Dataset entries for page text
<<<<

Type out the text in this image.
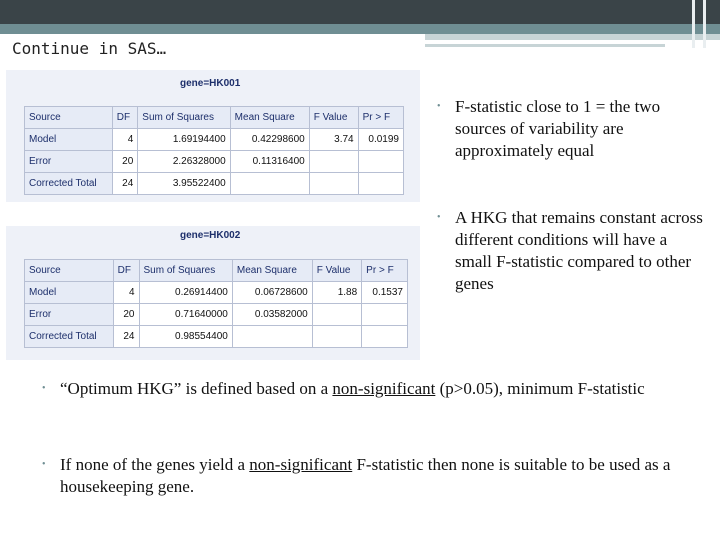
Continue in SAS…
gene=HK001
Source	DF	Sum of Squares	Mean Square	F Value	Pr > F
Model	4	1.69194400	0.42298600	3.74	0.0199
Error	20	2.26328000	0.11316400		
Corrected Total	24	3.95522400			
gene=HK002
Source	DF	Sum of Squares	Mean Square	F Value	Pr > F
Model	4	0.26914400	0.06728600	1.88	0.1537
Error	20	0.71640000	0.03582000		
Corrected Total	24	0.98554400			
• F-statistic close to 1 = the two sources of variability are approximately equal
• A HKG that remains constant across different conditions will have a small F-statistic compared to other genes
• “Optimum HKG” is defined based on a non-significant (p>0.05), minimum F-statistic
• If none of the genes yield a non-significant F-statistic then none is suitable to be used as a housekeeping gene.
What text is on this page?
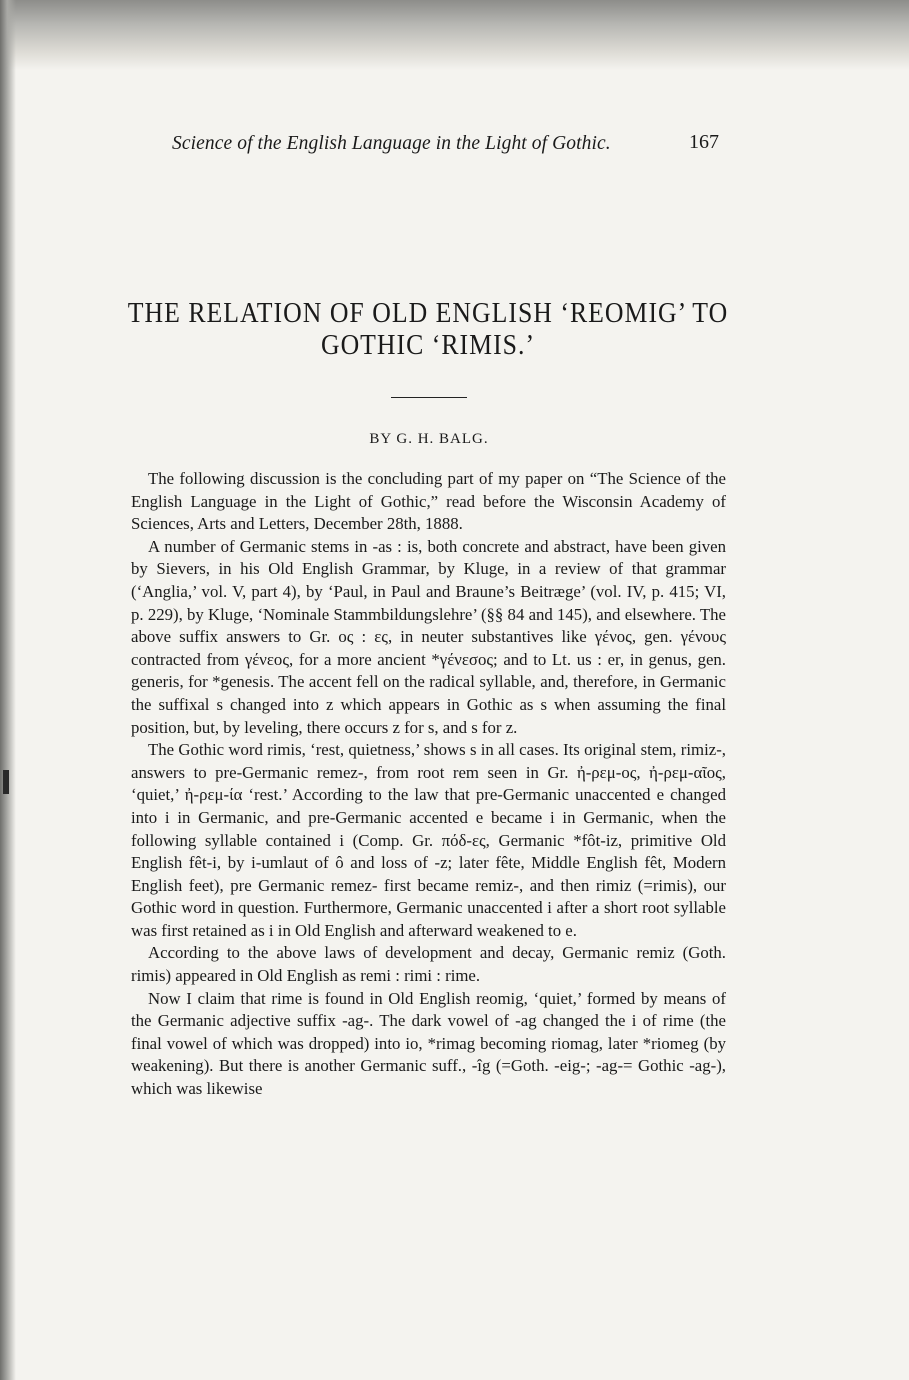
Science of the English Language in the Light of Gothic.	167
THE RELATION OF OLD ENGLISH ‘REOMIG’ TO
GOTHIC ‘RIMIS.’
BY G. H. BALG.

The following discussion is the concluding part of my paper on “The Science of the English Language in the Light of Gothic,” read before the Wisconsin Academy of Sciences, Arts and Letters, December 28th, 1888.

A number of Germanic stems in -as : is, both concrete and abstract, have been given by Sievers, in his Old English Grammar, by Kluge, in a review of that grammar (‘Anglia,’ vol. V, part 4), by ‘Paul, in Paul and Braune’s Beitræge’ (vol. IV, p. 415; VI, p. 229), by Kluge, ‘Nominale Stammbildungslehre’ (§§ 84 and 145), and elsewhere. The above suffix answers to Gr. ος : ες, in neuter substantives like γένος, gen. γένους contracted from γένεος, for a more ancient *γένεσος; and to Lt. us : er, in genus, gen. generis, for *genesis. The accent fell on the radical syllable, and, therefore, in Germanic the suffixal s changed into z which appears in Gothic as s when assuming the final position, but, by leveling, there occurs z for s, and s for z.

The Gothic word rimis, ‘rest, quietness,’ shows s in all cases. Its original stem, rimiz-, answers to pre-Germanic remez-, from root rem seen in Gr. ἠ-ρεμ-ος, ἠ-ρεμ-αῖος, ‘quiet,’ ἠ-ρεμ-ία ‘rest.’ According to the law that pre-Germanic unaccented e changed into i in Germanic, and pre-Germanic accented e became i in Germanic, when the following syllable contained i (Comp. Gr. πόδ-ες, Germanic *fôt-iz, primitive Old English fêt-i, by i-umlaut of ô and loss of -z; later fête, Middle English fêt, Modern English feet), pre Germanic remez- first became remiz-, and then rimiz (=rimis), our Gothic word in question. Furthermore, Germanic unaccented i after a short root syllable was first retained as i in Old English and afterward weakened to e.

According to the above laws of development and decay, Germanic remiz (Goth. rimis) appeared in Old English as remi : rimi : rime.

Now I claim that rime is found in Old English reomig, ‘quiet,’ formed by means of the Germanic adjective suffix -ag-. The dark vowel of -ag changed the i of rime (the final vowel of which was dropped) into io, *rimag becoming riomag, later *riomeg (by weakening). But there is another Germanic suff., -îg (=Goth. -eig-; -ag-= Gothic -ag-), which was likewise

>>>>

### Requirement
The records above must be output exactly, except for their pictures.

### Answer for the task
Type out the text in this image.
Continue in SAS…
gene=HK001
Source	DF	Sum of Squares	Mean Square	F Value	Pr > F
Model	4	1.69194400	0.42298600	3.74	0.0199
Error	20	2.26328000	0.11316400		
Corrected Total	24	3.95522400			
gene=HK002
Source	DF	Sum of Squares	Mean Square	F Value	Pr > F
Model	4	0.26914400	0.06728600	1.88	0.1537
Error	20	0.71640000	0.03582000		
Corrected Total	24	0.98554400			
• F-statistic close to 1 = the two sources of variability are approximately equal
• A HKG that remains constant across different conditions will have a small F-statistic compared to other genes
• “Optimum HKG” is defined based on a non-significant (p>0.05), minimum F-statistic
• If none of the genes yield a non-significant F-statistic then none is suitable to be used as a housekeeping gene.
What text is on this page?
Science of the English Language in the Light of Gothic.	167
THE RELATION OF OLD ENGLISH ‘REOMIG’ TO
GOTHIC ‘RIMIS.’
BY G. H. BALG.

The following discussion is the concluding part of my paper on “The Science of the English Language in the Light of Gothic,” read before the Wisconsin Academy of Sciences, Arts and Letters, December 28th, 1888.

A number of Germanic stems in -as : is, both concrete and abstract, have been given by Sievers, in his Old English Grammar, by Kluge, in a review of that grammar (‘Anglia,’ vol. V, part 4), by ‘Paul, in Paul and Braune’s Beitræge’ (vol. IV, p. 415; VI, p. 229), by Kluge, ‘Nominale Stammbildungslehre’ (§§ 84 and 145), and elsewhere. The above suffix answers to Gr. ος : ες, in neuter substantives like γένος, gen. γένους contracted from γένεος, for a more ancient *γένεσος; and to Lt. us : er, in genus, gen. generis, for *genesis. The accent fell on the radical syllable, and, therefore, in Germanic the suffixal s changed into z which appears in Gothic as s when assuming the final position, but, by leveling, there occurs z for s, and s for z.

The Gothic word rimis, ‘rest, quietness,’ shows s in all cases. Its original stem, rimiz-, answers to pre-Germanic remez-, from root rem seen in Gr. ἠ-ρεμ-ος, ἠ-ρεμ-αῖος, ‘quiet,’ ἠ-ρεμ-ία ‘rest.’ According to the law that pre-Germanic unaccented e changed into i in Germanic, and pre-Germanic accented e became i in Germanic, when the following syllable contained i (Comp. Gr. πόδ-ες, Germanic *fôt-iz, primitive Old English fêt-i, by i-umlaut of ô and loss of -z; later fête, Middle English fêt, Modern English feet), pre Germanic remez- first became remiz-, and then rimiz (=rimis), our Gothic word in question. Furthermore, Germanic unaccented i after a short root syllable was first retained as i in Old English and afterward weakened to e.

According to the above laws of development and decay, Germanic remiz (Goth. rimis) appeared in Old English as remi : rimi : rime.

Now I claim that rime is found in Old English reomig, ‘quiet,’ formed by means of the Germanic adjective suffix -ag-. The dark vowel of -ag changed the i of rime (the final vowel of which was dropped) into io, *rimag becoming riomag, later *riomeg (by weakening). But there is another Germanic suff., -îg (=Goth. -eig-; -ag-= Gothic -ag-), which was likewise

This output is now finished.